** start of RECORDS SHOWN **

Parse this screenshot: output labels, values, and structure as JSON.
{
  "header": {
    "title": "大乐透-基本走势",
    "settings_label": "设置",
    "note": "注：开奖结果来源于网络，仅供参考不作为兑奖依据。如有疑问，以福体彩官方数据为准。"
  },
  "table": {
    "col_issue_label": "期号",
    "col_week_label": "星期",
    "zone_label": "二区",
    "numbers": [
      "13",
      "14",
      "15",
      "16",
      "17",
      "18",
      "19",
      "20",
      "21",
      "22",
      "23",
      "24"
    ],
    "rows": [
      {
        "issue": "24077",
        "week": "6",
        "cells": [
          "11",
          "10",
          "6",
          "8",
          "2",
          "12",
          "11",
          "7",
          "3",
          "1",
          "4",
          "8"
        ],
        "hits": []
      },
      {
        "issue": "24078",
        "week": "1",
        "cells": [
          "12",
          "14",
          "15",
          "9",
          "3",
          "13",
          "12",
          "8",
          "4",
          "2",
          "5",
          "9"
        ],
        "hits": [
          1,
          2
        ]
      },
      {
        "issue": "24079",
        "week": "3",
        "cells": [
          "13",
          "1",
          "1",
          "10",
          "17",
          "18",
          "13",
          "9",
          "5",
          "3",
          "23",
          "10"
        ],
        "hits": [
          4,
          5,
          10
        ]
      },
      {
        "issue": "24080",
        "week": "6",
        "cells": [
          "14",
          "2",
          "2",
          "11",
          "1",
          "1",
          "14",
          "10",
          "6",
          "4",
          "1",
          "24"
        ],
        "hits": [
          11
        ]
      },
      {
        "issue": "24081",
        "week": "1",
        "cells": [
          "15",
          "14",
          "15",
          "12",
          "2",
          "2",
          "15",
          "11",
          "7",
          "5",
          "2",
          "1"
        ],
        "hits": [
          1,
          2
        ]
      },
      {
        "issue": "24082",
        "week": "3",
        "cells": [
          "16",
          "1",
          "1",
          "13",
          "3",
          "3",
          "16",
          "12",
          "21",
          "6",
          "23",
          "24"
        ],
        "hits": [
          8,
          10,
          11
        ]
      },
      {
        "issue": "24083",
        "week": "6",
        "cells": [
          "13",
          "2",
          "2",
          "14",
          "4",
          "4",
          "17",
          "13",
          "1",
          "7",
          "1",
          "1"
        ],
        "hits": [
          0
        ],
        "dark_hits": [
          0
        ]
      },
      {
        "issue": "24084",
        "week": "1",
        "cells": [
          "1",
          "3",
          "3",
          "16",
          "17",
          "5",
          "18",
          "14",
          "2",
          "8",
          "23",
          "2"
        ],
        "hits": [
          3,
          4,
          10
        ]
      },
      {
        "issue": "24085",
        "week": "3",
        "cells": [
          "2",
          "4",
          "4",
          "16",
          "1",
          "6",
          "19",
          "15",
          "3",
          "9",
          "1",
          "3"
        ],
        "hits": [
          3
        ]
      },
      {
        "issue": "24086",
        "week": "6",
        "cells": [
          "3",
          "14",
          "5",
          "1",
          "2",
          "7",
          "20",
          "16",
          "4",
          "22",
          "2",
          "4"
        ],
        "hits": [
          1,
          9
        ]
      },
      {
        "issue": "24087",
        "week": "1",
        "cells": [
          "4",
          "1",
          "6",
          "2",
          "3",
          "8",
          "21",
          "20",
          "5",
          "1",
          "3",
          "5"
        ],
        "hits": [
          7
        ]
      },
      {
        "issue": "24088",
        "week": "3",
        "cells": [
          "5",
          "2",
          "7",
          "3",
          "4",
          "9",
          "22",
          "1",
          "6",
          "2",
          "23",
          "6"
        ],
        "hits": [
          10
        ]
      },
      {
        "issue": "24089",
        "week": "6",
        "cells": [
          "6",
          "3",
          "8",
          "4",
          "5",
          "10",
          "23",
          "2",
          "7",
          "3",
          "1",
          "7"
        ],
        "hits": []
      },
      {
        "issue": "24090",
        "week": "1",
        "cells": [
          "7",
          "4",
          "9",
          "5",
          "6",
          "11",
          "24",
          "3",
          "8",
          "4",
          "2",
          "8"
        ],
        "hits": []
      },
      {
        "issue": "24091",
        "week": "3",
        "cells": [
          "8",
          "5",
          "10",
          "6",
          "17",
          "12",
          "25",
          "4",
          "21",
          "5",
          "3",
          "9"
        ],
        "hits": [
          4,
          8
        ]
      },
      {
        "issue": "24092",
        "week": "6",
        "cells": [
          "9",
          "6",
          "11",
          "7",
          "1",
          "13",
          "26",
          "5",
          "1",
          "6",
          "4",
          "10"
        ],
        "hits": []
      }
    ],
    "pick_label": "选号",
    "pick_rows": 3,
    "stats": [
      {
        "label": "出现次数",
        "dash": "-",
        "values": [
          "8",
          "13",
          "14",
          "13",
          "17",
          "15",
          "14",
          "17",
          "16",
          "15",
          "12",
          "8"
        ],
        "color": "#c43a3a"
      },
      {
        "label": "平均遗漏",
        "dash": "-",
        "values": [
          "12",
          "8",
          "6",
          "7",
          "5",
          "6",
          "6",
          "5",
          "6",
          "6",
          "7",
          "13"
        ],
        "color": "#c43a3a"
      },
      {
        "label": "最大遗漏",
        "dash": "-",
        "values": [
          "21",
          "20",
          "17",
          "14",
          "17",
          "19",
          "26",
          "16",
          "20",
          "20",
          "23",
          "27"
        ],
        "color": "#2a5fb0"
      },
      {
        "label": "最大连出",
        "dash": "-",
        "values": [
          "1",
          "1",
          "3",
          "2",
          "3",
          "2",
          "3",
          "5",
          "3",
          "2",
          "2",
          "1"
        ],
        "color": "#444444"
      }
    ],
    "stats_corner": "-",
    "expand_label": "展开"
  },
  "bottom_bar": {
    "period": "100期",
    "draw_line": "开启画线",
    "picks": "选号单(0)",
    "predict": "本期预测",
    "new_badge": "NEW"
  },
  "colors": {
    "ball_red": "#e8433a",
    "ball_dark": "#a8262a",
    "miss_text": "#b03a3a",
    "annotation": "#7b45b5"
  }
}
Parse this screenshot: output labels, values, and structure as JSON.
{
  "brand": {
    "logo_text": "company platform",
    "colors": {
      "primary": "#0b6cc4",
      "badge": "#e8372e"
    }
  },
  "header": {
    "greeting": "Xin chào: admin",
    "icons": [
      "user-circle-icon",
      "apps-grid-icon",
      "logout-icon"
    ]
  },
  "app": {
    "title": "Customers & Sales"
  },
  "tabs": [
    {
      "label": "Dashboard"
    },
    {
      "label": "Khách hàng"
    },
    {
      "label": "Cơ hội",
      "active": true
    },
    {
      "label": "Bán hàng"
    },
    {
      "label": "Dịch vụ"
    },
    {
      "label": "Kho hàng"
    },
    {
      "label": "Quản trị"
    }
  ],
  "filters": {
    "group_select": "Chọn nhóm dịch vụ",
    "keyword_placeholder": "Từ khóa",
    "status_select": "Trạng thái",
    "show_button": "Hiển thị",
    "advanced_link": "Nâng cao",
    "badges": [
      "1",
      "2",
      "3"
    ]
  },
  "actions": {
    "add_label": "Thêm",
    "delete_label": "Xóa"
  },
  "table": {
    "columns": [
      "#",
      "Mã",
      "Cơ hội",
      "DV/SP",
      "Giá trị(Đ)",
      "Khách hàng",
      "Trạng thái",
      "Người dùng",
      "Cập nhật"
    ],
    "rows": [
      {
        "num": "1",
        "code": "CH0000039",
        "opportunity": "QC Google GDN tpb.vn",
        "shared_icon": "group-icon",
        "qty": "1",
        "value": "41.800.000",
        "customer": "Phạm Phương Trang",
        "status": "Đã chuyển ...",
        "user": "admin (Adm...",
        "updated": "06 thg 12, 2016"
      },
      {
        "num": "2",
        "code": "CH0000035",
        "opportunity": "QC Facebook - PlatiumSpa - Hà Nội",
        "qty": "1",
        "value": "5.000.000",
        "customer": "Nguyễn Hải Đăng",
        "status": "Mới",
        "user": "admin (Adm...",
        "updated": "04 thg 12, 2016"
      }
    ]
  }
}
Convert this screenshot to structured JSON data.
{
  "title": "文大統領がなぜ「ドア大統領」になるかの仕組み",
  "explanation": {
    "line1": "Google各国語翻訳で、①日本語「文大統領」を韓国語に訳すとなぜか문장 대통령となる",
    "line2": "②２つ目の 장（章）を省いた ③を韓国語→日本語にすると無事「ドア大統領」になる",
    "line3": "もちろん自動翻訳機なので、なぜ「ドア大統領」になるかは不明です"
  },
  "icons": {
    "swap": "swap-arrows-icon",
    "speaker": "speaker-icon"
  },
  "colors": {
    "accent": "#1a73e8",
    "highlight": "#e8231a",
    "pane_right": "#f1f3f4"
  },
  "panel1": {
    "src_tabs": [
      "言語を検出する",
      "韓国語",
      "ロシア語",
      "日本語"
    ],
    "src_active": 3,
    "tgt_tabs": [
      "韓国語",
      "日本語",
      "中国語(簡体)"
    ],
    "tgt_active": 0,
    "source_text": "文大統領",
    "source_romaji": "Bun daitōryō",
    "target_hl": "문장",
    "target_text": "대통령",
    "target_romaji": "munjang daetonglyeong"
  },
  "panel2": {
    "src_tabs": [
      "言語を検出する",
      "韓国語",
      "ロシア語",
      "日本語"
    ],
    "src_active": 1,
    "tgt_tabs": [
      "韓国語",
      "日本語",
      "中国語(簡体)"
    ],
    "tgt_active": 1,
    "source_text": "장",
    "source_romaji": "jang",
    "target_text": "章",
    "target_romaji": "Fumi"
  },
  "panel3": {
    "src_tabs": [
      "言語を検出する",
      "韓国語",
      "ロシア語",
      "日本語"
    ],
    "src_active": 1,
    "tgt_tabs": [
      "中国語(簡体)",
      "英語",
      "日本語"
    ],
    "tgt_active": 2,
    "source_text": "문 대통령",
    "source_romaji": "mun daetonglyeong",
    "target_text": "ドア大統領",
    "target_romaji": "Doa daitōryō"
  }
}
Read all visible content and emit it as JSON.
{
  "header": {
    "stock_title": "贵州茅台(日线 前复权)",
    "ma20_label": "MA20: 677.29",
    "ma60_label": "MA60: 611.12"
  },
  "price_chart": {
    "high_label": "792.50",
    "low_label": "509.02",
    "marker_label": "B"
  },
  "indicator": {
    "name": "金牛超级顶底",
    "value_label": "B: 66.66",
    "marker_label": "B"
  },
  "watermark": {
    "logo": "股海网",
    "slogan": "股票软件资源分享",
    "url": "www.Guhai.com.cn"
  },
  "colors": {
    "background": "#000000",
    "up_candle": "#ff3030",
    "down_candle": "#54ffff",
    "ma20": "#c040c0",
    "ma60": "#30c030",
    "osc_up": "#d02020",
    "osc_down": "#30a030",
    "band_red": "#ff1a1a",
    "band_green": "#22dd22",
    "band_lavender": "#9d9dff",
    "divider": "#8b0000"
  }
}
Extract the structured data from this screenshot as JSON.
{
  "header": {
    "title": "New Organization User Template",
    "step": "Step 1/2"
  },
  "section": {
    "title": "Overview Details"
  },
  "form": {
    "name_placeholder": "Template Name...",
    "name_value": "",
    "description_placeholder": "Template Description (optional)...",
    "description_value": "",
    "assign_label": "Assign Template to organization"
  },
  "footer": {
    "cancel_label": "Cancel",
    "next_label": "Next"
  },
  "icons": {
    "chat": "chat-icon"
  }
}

** end of RECORDS SHOWN **

▸ AIM OF THE TASK: Copy every line of the material in which the word "Trạng" occurs.

▸ FINAL RESULT:
    "status_select": "Trạng thái",
      "Trạng thái",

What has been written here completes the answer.